Your task is to repeat the entries exactly. Leave the pictures out.

## START PROVIDED MATERIAL

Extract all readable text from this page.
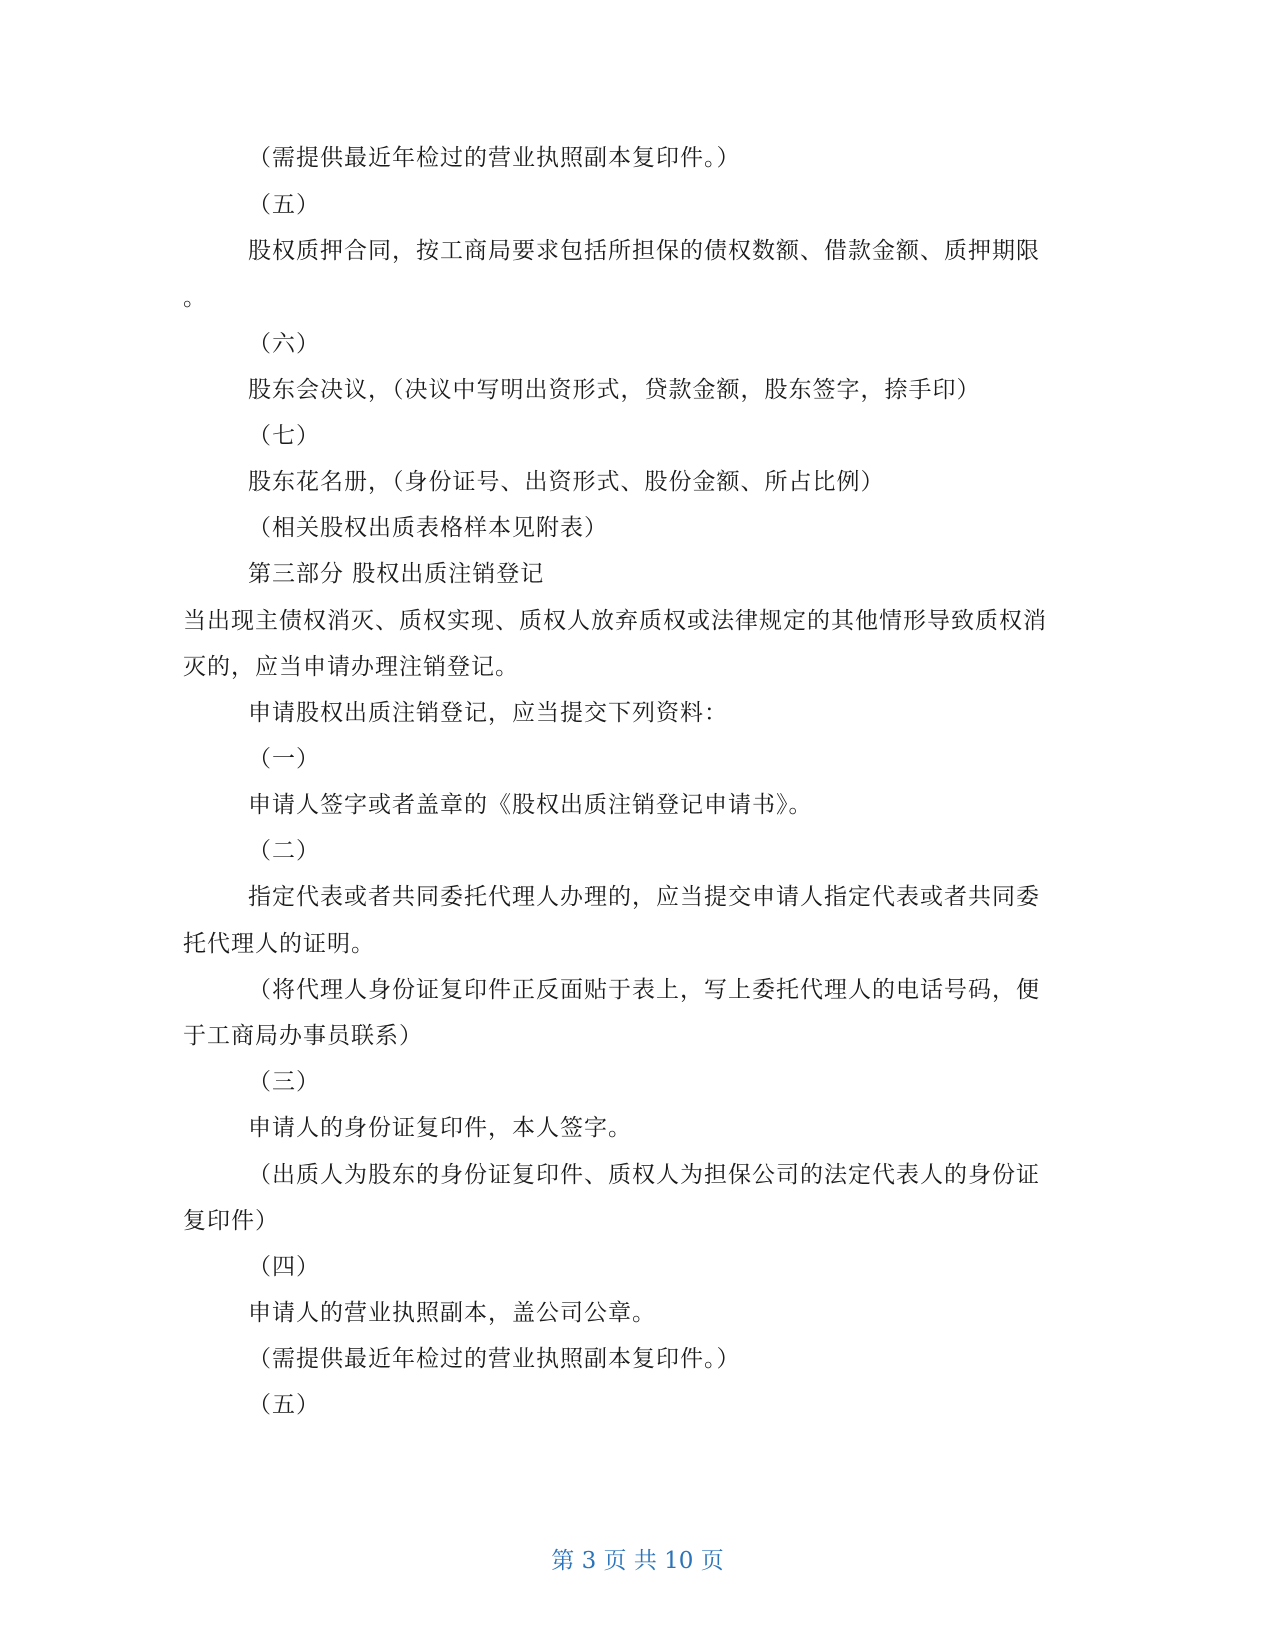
（需提供最近年检过的营业执照副本复印件。）
（五）
股权质押合同，按工商局要求包括所担保的债权数额、借款金额、质押期限
。
（六）
股东会决议，（决议中写明出资形式，贷款金额，股东签字，捺手印）
（七）
股东花名册，（身份证号、出资形式、股份金额、所占比例）
（相关股权出质表格样本见附表）
第三部分 股权出质注销登记
当出现主债权消灭、质权实现、质权人放弃质权或法律规定的其他情形导致质权消
灭的，应当申请办理注销登记。
申请股权出质注销登记，应当提交下列资料：
（一）
申请人签字或者盖章的《股权出质注销登记申请书》。
（二）
指定代表或者共同委托代理人办理的，应当提交申请人指定代表或者共同委
托代理人的证明。
（将代理人身份证复印件正反面贴于表上，写上委托代理人的电话号码，便
于工商局办事员联系）
（三）
申请人的身份证复印件，本人签字。
（出质人为股东的身份证复印件、质权人为担保公司的法定代表人的身份证
复印件）
（四）
申请人的营业执照副本，盖公司公章。
（需提供最近年检过的营业执照副本复印件。）
（五）
第 3 页 共 10 页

## END PROVIDED MATERIAL

## WORKED ANSWER
Extract all readable text from this page.
（需提供最近年检过的营业执照副本复印件。）
（五）
股权质押合同，按工商局要求包括所担保的债权数额、借款金额、质押期限
。
（六）
股东会决议，（决议中写明出资形式，贷款金额，股东签字，捺手印）
（七）
股东花名册，（身份证号、出资形式、股份金额、所占比例）
（相关股权出质表格样本见附表）
第三部分 股权出质注销登记
当出现主债权消灭、质权实现、质权人放弃质权或法律规定的其他情形导致质权消
灭的，应当申请办理注销登记。
申请股权出质注销登记，应当提交下列资料：
（一）
申请人签字或者盖章的《股权出质注销登记申请书》。
（二）
指定代表或者共同委托代理人办理的，应当提交申请人指定代表或者共同委
托代理人的证明。
（将代理人身份证复印件正反面贴于表上，写上委托代理人的电话号码，便
于工商局办事员联系）
（三）
申请人的身份证复印件，本人签字。
（出质人为股东的身份证复印件、质权人为担保公司的法定代表人的身份证
复印件）
（四）
申请人的营业执照副本，盖公司公章。
（需提供最近年检过的营业执照副本复印件。）
（五）
第 3 页 共 10 页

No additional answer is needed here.